* What is needed
Retype each record shown below, leaving every character as it is.

* Recorded data
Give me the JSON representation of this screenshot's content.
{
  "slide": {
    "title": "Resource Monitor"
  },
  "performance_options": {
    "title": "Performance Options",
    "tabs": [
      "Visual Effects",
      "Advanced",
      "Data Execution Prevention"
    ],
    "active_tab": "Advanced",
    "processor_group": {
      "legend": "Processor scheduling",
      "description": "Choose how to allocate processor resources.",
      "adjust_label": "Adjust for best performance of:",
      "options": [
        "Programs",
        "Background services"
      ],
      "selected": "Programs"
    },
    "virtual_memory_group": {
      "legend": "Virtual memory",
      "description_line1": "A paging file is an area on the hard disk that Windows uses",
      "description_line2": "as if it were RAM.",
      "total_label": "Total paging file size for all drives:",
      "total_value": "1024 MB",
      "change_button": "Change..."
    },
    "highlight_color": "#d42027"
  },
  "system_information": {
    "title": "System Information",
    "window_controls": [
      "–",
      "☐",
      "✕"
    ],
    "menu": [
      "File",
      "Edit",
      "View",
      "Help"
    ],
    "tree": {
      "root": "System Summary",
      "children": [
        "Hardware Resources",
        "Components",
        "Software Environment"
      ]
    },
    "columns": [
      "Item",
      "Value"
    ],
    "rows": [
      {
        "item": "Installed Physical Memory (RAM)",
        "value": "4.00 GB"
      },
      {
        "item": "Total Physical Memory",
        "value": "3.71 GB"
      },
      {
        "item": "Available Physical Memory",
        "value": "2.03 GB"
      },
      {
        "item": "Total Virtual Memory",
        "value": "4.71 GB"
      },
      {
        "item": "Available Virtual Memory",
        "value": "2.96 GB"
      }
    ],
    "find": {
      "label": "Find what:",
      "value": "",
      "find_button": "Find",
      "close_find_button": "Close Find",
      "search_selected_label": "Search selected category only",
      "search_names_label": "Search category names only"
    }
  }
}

* Expected answer
Give me the JSON representation of this screenshot's content.
{
  "slide": {
    "title": "Resource Monitor"
  },
  "performance_options": {
    "title": "Performance Options",
    "tabs": [
      "Visual Effects",
      "Advanced",
      "Data Execution Prevention"
    ],
    "active_tab": "Advanced",
    "processor_group": {
      "legend": "Processor scheduling",
      "description": "Choose how to allocate processor resources.",
      "adjust_label": "Adjust for best performance of:",
      "options": [
        "Programs",
        "Background services"
      ],
      "selected": "Programs"
    },
    "virtual_memory_group": {
      "legend": "Virtual memory",
      "description_line1": "A paging file is an area on the hard disk that Windows uses",
      "description_line2": "as if it were RAM.",
      "total_label": "Total paging file size for all drives:",
      "total_value": "1024 MB",
      "change_button": "Change..."
    },
    "highlight_color": "#d42027"
  },
  "system_information": {
    "title": "System Information",
    "window_controls": [
      "–",
      "☐",
      "✕"
    ],
    "menu": [
      "File",
      "Edit",
      "View",
      "Help"
    ],
    "tree": {
      "root": "System Summary",
      "children": [
        "Hardware Resources",
        "Components",
        "Software Environment"
      ]
    },
    "columns": [
      "Item",
      "Value"
    ],
    "rows": [
      {
        "item": "Installed Physical Memory (RAM)",
        "value": "4.00 GB"
      },
      {
        "item": "Total Physical Memory",
        "value": "3.71 GB"
      },
      {
        "item": "Available Physical Memory",
        "value": "2.03 GB"
      },
      {
        "item": "Total Virtual Memory",
        "value": "4.71 GB"
      },
      {
        "item": "Available Virtual Memory",
        "value": "2.96 GB"
      }
    ],
    "find": {
      "label": "Find what:",
      "value": "",
      "find_button": "Find",
      "close_find_button": "Close Find",
      "search_selected_label": "Search selected category only",
      "search_names_label": "Search category names only"
    }
  }
}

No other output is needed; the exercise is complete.